Search code examples
biopython

Why does the 'join' method for Seq object in Biopython not work on the last element of a list?


The code below is from the Biopython tutorial. I intend to add 'N5' after every contig. Why is the trailing N10 not present after the third contig "TTGCA"?

from Bio.Seq import Seq 
contigs = [Seq("ATG"), Seq("ATCCCG"), Seq("TTGCA")] 
spacer = Seq("N"*10) 
spacer.join(contigs) 
output
Seq('ATGNNNNNNNNNNATCCCGNNNNNNNNNNTTGCA')

expected output
Seq('ATGNNNNNNNNNNATCCCGNNNNNNNNNNTTGCANNNNNNNNNN')

Doesn't the index in Python and Biopython both begin with 0?

Thank you


Solution

  • This has nothing to do with biopython.

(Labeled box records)
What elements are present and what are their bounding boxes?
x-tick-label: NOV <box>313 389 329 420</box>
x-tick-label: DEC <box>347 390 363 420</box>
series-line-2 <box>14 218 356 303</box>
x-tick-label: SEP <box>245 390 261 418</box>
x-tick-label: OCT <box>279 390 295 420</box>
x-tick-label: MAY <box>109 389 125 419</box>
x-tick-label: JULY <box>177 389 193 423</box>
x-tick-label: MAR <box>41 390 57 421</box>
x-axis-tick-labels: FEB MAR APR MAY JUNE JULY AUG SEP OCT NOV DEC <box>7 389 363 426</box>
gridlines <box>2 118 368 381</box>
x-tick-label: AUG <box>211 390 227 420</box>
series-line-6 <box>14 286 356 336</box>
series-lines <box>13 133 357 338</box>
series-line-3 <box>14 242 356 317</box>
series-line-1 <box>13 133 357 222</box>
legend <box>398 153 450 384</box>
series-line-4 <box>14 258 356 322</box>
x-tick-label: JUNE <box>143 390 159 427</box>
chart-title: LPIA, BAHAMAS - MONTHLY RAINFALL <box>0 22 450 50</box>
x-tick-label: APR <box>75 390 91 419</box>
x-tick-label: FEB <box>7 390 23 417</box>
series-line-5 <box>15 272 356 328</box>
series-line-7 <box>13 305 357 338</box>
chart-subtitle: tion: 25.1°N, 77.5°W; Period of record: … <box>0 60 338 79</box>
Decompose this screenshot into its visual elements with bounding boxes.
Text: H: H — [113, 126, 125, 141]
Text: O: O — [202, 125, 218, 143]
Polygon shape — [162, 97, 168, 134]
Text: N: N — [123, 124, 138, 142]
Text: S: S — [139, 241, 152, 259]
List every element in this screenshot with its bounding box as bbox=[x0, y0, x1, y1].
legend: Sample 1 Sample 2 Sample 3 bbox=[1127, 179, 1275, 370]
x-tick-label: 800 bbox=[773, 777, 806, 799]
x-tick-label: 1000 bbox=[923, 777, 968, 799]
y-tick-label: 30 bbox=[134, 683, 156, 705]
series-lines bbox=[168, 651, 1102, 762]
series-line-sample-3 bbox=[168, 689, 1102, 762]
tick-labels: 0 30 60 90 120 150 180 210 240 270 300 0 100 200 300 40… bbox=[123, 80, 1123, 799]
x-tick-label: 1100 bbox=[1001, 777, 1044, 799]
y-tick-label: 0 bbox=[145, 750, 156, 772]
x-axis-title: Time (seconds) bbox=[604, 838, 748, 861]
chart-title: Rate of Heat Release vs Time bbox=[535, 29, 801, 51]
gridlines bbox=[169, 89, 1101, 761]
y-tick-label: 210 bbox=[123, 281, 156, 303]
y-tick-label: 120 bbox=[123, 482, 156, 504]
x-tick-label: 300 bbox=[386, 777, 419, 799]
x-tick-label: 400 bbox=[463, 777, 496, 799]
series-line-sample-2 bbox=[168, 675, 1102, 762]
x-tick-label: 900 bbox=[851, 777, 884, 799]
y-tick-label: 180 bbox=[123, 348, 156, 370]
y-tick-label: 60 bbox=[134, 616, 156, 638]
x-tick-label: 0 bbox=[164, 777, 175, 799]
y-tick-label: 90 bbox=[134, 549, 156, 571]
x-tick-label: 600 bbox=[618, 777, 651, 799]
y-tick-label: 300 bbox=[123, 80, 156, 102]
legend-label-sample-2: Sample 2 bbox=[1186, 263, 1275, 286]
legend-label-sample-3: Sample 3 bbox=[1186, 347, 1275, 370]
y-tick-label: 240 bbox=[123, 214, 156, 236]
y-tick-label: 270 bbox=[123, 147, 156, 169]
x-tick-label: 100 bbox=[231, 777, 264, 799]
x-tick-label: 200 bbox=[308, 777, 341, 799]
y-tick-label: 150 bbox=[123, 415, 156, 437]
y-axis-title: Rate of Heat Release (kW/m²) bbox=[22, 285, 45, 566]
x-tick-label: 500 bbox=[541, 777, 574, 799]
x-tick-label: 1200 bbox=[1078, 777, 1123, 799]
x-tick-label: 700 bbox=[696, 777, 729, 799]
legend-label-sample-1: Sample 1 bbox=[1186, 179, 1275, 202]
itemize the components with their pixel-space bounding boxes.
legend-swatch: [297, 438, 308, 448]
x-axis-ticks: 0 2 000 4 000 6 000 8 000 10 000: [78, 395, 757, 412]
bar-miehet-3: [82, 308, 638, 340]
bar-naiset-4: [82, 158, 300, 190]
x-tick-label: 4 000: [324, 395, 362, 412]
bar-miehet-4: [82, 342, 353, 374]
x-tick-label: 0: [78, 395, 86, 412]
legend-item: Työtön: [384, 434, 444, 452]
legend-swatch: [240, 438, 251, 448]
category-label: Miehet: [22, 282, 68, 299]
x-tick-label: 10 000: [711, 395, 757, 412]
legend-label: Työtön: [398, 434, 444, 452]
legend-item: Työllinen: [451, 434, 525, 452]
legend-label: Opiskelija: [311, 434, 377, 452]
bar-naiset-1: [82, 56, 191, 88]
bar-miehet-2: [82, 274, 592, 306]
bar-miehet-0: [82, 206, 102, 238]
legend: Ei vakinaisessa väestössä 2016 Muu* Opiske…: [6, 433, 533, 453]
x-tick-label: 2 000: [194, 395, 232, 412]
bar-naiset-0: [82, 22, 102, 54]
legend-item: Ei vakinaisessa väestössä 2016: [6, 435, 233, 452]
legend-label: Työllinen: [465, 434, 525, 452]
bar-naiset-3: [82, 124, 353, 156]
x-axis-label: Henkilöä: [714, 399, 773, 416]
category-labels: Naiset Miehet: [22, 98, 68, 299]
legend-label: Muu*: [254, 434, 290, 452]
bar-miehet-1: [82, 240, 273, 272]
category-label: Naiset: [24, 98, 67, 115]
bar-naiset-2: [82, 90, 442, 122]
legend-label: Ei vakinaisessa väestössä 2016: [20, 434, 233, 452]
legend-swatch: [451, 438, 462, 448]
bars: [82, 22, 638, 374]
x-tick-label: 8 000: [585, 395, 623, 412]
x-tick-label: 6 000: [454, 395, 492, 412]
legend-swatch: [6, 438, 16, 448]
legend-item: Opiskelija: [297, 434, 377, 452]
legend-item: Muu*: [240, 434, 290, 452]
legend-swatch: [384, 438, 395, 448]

• Complete the following
- A) Answer these questions using the forum thread about Biopython's join method.
(i) What tutorial does the poster say the code comes from?
(ii) What is the third contig in the list?
(iii) According to the first point under the solution, what does the problem have nothing to do with?
- B) From the forum thread about Biopython's join method, set down the passage starting at "Search code examples" and ending at "Seq('ATGNNNNNNNNNNATCCCGNNNNNNNNNNTTGCA')".
- C) Resume the forum thread about Biopython's join method from where it stops.

• Expected answers
- A)
(i) The Biopython tutorial
(ii) "TTGCA"
(iii) Biopython

- B)
Search code examples
biopython

Why does the 'join' method for Seq object in Biopython not work on the last element of a list?


The code below is from the Biopython tutorial. I intend to add 'N5' after every contig. Why is the trailing N10 not present after the third contig "TTGCA"?

from Bio.Seq import Seq 
contigs = [Seq("ATG"), Seq("ATCCCG"), Seq("TTGCA")] 
spacer = Seq("N"*10) 
spacer.join(contigs) 
output
Seq('ATGNNNNNNNNNNATCCCGNNNNNNNNNNTTGCA')

- C)
    This is just how string.join works:

    configs = ["ATG", "ATCCCG", "TTGCA"] 
    spacer = "N"*10 
    spacer.join(configs) 
    

    Result: ATGNNNNNNNNNNATCCCGNNNNNNNNNNTTGCA

    As it should - according to help(str.join):

    join(self, iterable, /) Concatenate any number of strings.

    The string whose method is called is inserted in between each given string. The result is returned as a new string.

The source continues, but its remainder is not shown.